:: SET PROBLEM ::
Pictures don't belong in the copy; print all the records exactly.

:: GIVEN DATA ::
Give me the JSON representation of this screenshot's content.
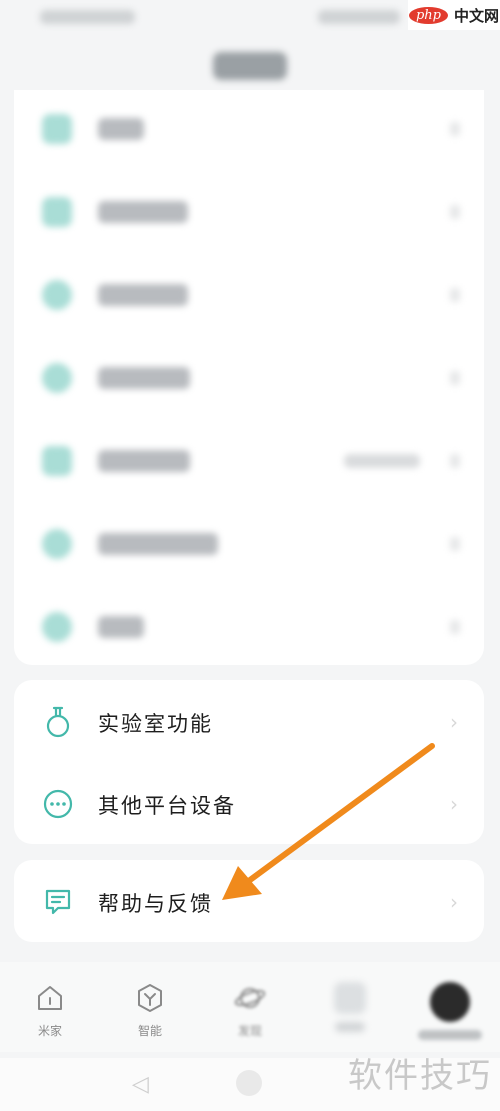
{
  "header": {
    "php_logo": "php",
    "php_site": "中文网"
  },
  "menu_group_1": [
    {
      "icon": "blurred-icon"
    },
    {
      "icon": "blurred-icon"
    },
    {
      "icon": "blurred-icon"
    },
    {
      "icon": "blurred-icon"
    },
    {
      "icon": "blurred-icon"
    },
    {
      "icon": "blurred-icon"
    },
    {
      "icon": "blurred-icon"
    }
  ],
  "menu_group_2": [
    {
      "label": "实验室功能",
      "icon": "flask-icon"
    },
    {
      "label": "其他平台设备",
      "icon": "more-dots-icon"
    }
  ],
  "menu_group_3": [
    {
      "label": "帮助与反馈",
      "icon": "feedback-icon"
    }
  ],
  "bottom_nav": [
    {
      "label": "米家",
      "icon": "home-icon"
    },
    {
      "label": "智能",
      "icon": "smart-icon"
    },
    {
      "label": "发现",
      "icon": "planet-icon"
    }
  ],
  "watermark": "软件技巧",
  "colors": {
    "accent": "#43b8aa",
    "arrow": "#f08a1c"
  }
}
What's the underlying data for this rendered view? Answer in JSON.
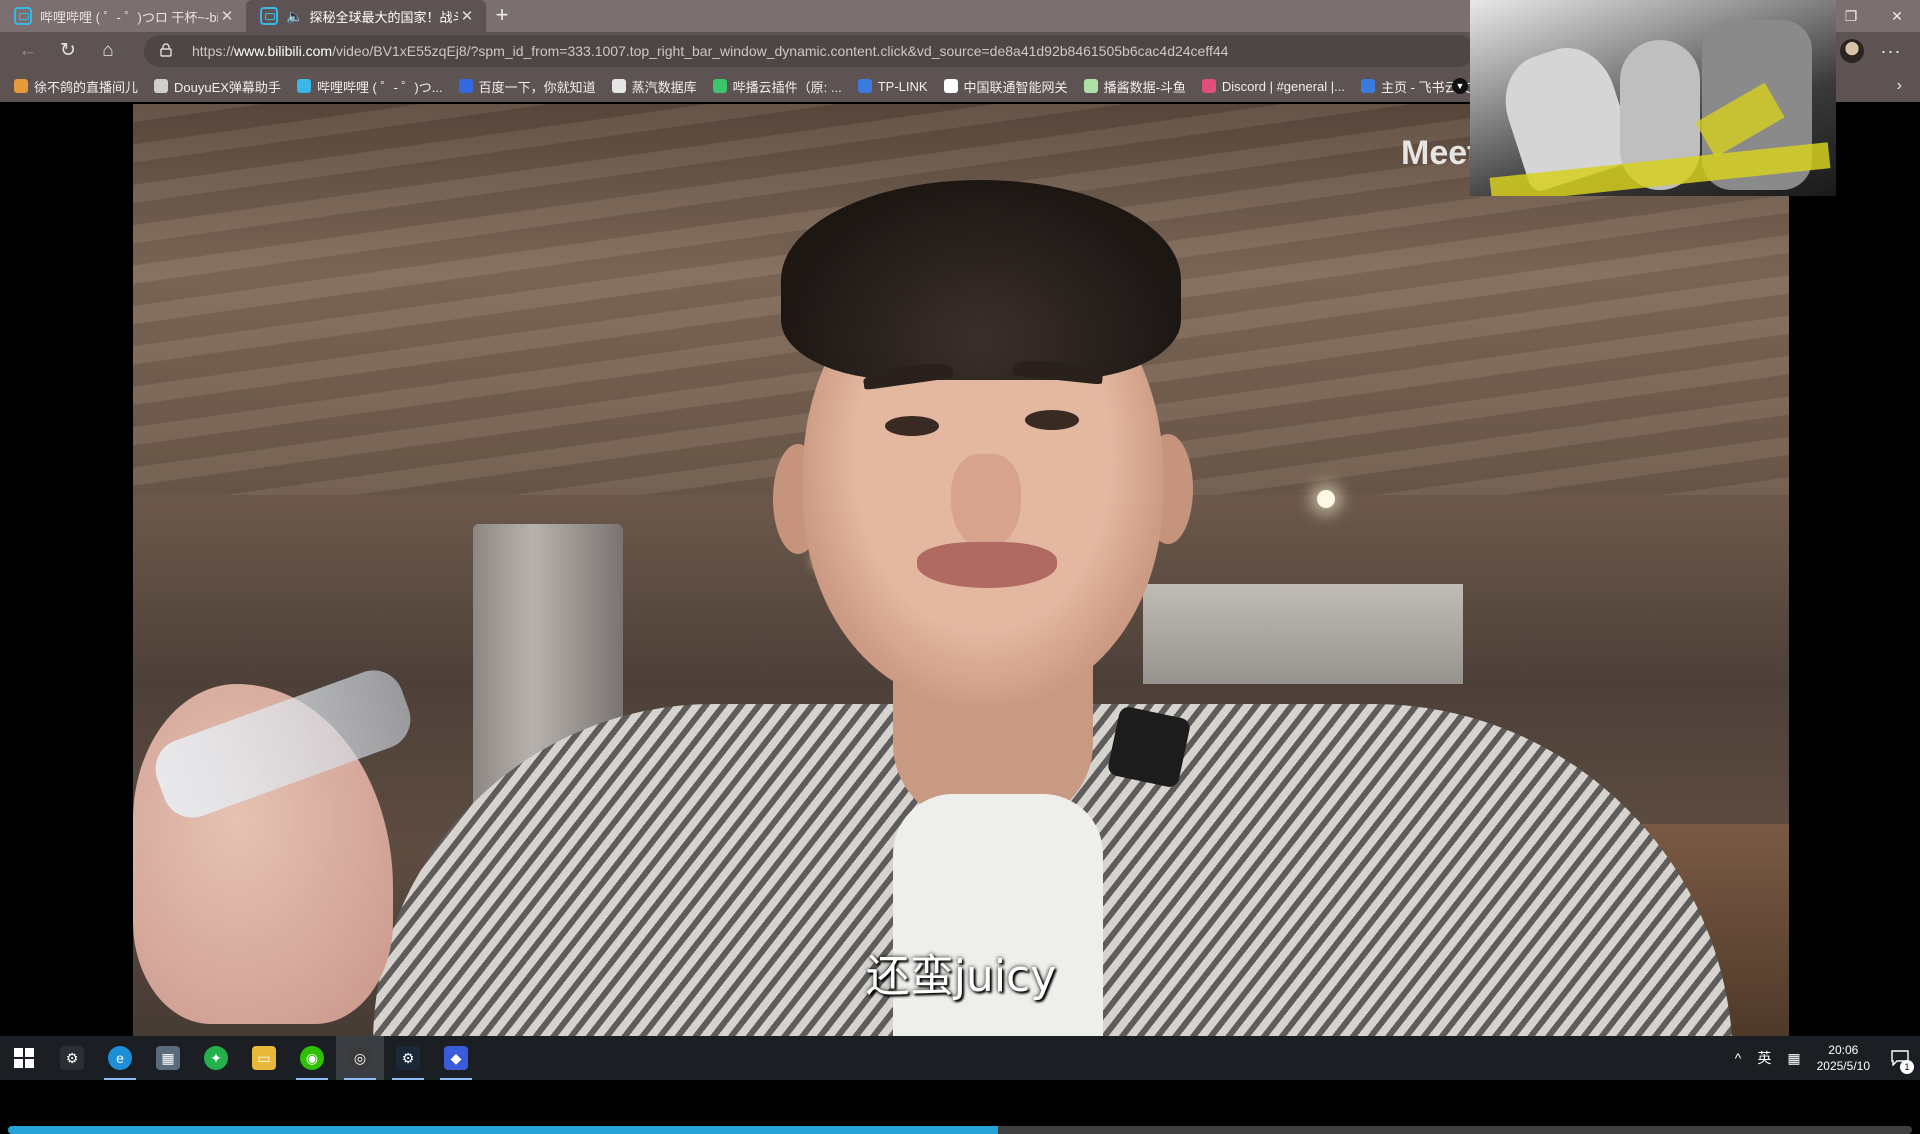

:: SOLVED PROBLEM ::
Give me the JSON representation of this screenshot's content.
{
  "header": {
    "php_logo": "php",
    "php_site": "中文网"
  },
  "menu_group_1": [
    {
      "icon": "blurred-icon"
    },
    {
      "icon": "blurred-icon"
    },
    {
      "icon": "blurred-icon"
    },
    {
      "icon": "blurred-icon"
    },
    {
      "icon": "blurred-icon"
    },
    {
      "icon": "blurred-icon"
    },
    {
      "icon": "blurred-icon"
    }
  ],
  "menu_group_2": [
    {
      "label": "实验室功能",
      "icon": "flask-icon"
    },
    {
      "label": "其他平台设备",
      "icon": "more-dots-icon"
    }
  ],
  "menu_group_3": [
    {
      "label": "帮助与反馈",
      "icon": "feedback-icon"
    }
  ],
  "bottom_nav": [
    {
      "label": "米家",
      "icon": "home-icon"
    },
    {
      "label": "智能",
      "icon": "smart-icon"
    },
    {
      "label": "发现",
      "icon": "planet-icon"
    }
  ],
  "watermark": "软件技巧",
  "colors": {
    "accent": "#43b8aa",
    "arrow": "#f08a1c"
  }
}
What's the underlying data for this rendered view? Answer in JSON.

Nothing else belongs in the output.